• The task: Transcribe, word for word, the line containing "Serialize everything readable" and each line following it through the end of the listing below. Omit all other lines.

--- --- ---

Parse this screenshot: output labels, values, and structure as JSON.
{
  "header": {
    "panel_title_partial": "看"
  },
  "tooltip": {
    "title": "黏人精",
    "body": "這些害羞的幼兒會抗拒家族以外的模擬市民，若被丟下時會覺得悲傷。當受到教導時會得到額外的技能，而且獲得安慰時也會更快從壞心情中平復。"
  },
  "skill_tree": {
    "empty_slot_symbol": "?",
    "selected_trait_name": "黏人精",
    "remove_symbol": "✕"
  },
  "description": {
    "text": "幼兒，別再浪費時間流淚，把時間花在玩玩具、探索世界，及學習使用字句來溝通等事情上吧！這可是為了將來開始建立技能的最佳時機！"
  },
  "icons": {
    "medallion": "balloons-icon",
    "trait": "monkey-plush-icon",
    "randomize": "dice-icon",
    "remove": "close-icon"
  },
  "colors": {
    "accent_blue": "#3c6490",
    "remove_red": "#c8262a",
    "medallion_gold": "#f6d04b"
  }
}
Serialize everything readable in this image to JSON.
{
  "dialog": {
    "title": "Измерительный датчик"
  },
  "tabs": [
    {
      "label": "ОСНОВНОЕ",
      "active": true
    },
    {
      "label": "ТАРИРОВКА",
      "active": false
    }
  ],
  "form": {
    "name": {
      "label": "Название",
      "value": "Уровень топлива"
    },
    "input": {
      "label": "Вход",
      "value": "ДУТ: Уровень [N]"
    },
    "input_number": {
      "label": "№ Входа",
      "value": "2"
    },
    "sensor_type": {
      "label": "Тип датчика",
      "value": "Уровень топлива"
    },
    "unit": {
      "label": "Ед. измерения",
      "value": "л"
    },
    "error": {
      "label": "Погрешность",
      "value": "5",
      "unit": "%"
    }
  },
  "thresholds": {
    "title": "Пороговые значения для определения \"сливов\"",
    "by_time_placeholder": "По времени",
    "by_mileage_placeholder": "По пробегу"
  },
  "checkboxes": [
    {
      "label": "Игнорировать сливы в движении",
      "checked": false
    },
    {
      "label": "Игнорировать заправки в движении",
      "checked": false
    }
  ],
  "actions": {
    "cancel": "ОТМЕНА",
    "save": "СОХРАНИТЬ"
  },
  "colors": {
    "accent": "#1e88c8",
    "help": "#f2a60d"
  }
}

--- --- ---

• Answer for this exercise:
Serialize everything readable in this image to JSON.
{
  "dialog": {
    "title": "Измерительный датчик"
  },
  "tabs": [
    {
      "label": "ОСНОВНОЕ",
      "active": true
    },
    {
      "label": "ТАРИРОВКА",
      "active": false
    }
  ],
  "form": {
    "name": {
      "label": "Название",
      "value": "Уровень топлива"
    },
    "input": {
      "label": "Вход",
      "value": "ДУТ: Уровень [N]"
    },
    "input_number": {
      "label": "№ Входа",
      "value": "2"
    },
    "sensor_type": {
      "label": "Тип датчика",
      "value": "Уровень топлива"
    },
    "unit": {
      "label": "Ед. измерения",
      "value": "л"
    },
    "error": {
      "label": "Погрешность",
      "value": "5",
      "unit": "%"
    }
  },
  "thresholds": {
    "title": "Пороговые значения для определения \"сливов\"",
    "by_time_placeholder": "По времени",
    "by_mileage_placeholder": "По пробегу"
  },
  "checkboxes": [
    {
      "label": "Игнорировать сливы в движении",
      "checked": false
    },
    {
      "label": "Игнорировать заправки в движении",
      "checked": false
    }
  ],
  "actions": {
    "cancel": "ОТМЕНА",
    "save": "СОХРАНИТЬ"
  },
  "colors": {
    "accent": "#1e88c8",
    "help": "#f2a60d"
  }
}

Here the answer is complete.